* RECORDS SUPPLIED:
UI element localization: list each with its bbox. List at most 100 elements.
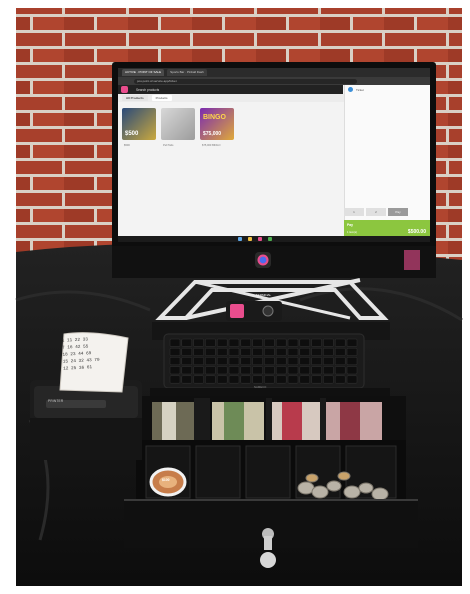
---
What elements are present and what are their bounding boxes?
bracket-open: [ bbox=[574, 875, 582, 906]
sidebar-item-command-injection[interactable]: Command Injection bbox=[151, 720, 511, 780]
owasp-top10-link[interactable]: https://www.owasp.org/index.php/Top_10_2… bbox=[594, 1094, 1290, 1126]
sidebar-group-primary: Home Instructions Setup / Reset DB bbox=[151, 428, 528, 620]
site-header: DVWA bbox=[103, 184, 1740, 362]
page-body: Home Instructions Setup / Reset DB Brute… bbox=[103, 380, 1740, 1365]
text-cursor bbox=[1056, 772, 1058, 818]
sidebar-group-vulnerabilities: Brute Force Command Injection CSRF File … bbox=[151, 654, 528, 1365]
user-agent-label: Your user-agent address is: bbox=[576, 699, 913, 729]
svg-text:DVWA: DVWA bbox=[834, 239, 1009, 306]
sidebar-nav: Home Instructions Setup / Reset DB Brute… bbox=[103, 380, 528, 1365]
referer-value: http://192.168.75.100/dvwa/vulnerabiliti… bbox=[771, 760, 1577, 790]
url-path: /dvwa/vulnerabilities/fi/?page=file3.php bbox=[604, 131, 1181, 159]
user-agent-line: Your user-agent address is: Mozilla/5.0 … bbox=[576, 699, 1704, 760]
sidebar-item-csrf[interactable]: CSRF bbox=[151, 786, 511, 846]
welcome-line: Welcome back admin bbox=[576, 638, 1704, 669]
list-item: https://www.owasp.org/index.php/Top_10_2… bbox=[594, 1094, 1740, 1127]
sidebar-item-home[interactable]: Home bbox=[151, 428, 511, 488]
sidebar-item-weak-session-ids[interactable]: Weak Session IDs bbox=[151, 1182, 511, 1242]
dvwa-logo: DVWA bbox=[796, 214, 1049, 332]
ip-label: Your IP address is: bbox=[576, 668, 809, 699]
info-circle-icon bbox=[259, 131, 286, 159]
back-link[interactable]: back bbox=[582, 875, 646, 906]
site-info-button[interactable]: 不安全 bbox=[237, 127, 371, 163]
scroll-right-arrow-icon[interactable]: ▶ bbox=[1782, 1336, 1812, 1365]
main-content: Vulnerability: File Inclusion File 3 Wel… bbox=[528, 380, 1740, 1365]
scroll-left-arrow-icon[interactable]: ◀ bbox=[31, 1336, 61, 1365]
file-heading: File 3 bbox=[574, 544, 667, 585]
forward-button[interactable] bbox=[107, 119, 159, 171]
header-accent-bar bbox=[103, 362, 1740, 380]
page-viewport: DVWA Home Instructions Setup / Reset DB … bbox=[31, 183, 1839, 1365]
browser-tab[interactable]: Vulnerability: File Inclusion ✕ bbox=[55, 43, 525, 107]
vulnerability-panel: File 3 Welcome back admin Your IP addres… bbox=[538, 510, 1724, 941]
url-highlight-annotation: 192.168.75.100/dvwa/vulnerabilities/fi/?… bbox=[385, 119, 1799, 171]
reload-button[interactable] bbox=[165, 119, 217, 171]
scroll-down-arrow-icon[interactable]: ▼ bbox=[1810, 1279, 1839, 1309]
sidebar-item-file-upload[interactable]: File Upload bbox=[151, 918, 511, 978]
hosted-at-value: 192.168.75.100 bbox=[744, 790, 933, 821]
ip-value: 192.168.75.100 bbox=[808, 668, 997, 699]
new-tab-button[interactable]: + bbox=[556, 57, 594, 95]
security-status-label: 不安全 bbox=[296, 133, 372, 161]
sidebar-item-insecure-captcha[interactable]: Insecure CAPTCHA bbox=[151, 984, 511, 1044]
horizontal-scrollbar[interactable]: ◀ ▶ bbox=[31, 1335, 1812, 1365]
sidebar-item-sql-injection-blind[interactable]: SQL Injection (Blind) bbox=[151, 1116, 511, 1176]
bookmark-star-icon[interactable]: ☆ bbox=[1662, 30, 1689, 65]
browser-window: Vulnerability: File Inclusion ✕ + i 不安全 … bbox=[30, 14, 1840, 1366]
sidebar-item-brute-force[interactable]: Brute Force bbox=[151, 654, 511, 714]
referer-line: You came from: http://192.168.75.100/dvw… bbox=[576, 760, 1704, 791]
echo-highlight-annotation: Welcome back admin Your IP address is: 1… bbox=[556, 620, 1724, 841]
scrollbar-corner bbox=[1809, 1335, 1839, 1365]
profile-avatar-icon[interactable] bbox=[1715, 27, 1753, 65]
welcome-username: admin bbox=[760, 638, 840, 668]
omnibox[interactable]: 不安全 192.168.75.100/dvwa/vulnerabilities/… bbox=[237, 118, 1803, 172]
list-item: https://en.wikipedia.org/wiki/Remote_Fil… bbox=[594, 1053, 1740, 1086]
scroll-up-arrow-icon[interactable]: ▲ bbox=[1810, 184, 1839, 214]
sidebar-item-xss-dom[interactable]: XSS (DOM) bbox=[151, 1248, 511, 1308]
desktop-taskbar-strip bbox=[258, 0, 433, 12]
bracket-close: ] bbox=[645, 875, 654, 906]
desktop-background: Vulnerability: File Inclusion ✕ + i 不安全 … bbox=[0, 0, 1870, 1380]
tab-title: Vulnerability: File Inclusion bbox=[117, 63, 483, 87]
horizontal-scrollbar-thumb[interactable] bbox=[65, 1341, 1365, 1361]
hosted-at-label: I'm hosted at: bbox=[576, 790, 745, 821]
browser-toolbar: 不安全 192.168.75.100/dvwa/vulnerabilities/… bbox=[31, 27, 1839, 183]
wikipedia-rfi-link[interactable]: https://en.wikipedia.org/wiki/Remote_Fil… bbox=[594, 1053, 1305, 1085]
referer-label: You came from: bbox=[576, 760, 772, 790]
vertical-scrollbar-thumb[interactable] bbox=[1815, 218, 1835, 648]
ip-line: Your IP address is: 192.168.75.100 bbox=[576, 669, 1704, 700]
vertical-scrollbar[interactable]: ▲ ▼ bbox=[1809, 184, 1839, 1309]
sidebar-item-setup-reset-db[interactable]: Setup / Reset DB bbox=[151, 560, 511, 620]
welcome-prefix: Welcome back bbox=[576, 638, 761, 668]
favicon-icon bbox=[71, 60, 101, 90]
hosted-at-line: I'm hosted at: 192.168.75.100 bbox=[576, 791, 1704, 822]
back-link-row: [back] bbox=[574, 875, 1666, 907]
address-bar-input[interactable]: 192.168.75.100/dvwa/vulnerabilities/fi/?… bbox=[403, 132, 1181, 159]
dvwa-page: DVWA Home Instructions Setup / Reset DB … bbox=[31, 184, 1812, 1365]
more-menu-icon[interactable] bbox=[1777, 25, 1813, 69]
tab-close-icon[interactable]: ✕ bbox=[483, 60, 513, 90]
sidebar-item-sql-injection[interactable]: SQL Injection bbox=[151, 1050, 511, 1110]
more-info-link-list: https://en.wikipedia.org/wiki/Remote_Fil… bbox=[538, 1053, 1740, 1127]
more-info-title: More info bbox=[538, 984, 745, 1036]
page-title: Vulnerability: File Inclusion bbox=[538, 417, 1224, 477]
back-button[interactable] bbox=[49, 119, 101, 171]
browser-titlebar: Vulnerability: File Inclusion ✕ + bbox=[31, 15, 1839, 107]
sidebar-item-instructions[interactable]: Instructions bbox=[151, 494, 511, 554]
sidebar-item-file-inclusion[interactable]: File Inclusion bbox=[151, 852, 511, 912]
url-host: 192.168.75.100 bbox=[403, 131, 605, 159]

* PROBLEM REQUIREMENTS: Starting with the line with "What elements are" and going on through the line with "page-body: Home Instructions", write those lines out again with "Instructions" changed to "Guide" and nothing else altered.

* FULL RESPONSE:
What elements are present and what are their bounding boxes?
bracket-open: [ bbox=[574, 875, 582, 906]
sidebar-item-command-injection[interactable]: Command Injection bbox=[151, 720, 511, 780]
owasp-top10-link[interactable]: https://www.owasp.org/index.php/Top_10_2… bbox=[594, 1094, 1290, 1126]
sidebar-group-primary: Home Guide Setup / Reset DB bbox=[151, 428, 528, 620]
site-header: DVWA bbox=[103, 184, 1740, 362]
page-body: Home Guide Setup / Reset DB Brute… bbox=[103, 380, 1740, 1365]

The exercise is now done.